■ Extracted data entries

((

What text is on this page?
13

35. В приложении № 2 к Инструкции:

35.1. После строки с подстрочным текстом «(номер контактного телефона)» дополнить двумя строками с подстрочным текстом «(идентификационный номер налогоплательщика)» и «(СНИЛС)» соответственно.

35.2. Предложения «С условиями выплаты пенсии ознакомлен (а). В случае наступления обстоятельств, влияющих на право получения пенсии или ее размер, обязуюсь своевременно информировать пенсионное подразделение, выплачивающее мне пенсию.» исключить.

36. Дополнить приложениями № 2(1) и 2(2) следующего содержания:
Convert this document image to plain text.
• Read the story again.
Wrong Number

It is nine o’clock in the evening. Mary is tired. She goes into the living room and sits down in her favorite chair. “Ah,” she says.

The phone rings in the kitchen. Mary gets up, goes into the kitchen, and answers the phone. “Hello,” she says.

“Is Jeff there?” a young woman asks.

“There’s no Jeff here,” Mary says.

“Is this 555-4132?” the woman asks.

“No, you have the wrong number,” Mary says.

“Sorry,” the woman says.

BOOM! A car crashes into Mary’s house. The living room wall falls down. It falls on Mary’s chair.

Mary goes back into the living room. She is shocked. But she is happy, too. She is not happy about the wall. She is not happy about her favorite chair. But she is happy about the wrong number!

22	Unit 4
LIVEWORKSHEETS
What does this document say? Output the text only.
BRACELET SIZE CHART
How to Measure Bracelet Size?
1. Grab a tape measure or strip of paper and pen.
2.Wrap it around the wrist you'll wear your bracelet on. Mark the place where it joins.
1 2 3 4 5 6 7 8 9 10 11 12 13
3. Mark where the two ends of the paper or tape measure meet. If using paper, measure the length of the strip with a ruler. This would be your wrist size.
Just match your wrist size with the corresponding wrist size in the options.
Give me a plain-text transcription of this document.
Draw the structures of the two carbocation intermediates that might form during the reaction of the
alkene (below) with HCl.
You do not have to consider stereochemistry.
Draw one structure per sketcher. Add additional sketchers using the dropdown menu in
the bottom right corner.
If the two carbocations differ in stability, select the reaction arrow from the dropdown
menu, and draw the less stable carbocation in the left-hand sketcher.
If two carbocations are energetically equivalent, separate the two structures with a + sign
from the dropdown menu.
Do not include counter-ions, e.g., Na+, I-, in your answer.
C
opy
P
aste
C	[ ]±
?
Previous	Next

))

■ EXERCISE OBJECTIVE
Starting at the line that contains "Give me a plain-text", quote each remaining line of the entries above, unchanged.

■ OUTPUT FOR THIS EXERCISE
Give me a plain-text transcription of this document.
Draw the structures of the two carbocation intermediates that might form during the reaction of the
alkene (below) with HCl.
You do not have to consider stereochemistry.
Draw one structure per sketcher. Add additional sketchers using the dropdown menu in
the bottom right corner.
If the two carbocations differ in stability, select the reaction arrow from the dropdown
menu, and draw the less stable carbocation in the left-hand sketcher.
If two carbocations are energetically equivalent, separate the two structures with a + sign
from the dropdown menu.
Do not include counter-ions, e.g., Na+, I-, in your answer.
C
opy
P
aste
C	[ ]±
?
Previous	Next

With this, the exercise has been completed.